:: GOAL ::
Your task is to restate the data word for word.

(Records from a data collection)
========

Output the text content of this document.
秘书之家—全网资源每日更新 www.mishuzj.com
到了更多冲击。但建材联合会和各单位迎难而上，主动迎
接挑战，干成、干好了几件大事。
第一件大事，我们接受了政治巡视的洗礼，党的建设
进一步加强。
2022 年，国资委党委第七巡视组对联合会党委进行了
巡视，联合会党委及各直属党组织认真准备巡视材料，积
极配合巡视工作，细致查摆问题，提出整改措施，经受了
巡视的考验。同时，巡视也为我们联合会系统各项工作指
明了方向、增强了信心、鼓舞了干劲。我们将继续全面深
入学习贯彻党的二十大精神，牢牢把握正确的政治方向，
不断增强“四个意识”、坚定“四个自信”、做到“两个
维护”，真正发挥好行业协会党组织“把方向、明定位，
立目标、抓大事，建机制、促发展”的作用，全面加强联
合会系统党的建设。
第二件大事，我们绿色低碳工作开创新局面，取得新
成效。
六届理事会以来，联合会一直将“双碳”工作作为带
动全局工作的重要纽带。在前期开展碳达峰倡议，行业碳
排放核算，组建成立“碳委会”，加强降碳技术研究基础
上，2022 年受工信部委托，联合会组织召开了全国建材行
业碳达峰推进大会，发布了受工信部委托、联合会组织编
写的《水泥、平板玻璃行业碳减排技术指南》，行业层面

========

:: RESULT BELOW ::
Output the text content of this document.
秘书之家—全网资源每日更新 www.mishuzj.com
到了更多冲击。但建材联合会和各单位迎难而上，主动迎
接挑战，干成、干好了几件大事。
第一件大事，我们接受了政治巡视的洗礼，党的建设
进一步加强。
2022 年，国资委党委第七巡视组对联合会党委进行了
巡视，联合会党委及各直属党组织认真准备巡视材料，积
极配合巡视工作，细致查摆问题，提出整改措施，经受了
巡视的考验。同时，巡视也为我们联合会系统各项工作指
明了方向、增强了信心、鼓舞了干劲。我们将继续全面深
入学习贯彻党的二十大精神，牢牢把握正确的政治方向，
不断增强“四个意识”、坚定“四个自信”、做到“两个
维护”，真正发挥好行业协会党组织“把方向、明定位，
立目标、抓大事，建机制、促发展”的作用，全面加强联
合会系统党的建设。
第二件大事，我们绿色低碳工作开创新局面，取得新
成效。
六届理事会以来，联合会一直将“双碳”工作作为带
动全局工作的重要纽带。在前期开展碳达峰倡议，行业碳
排放核算，组建成立“碳委会”，加强降碳技术研究基础
上，2022 年受工信部委托，联合会组织召开了全国建材行
业碳达峰推进大会，发布了受工信部委托、联合会组织编
写的《水泥、平板玻璃行业碳减排技术指南》，行业层面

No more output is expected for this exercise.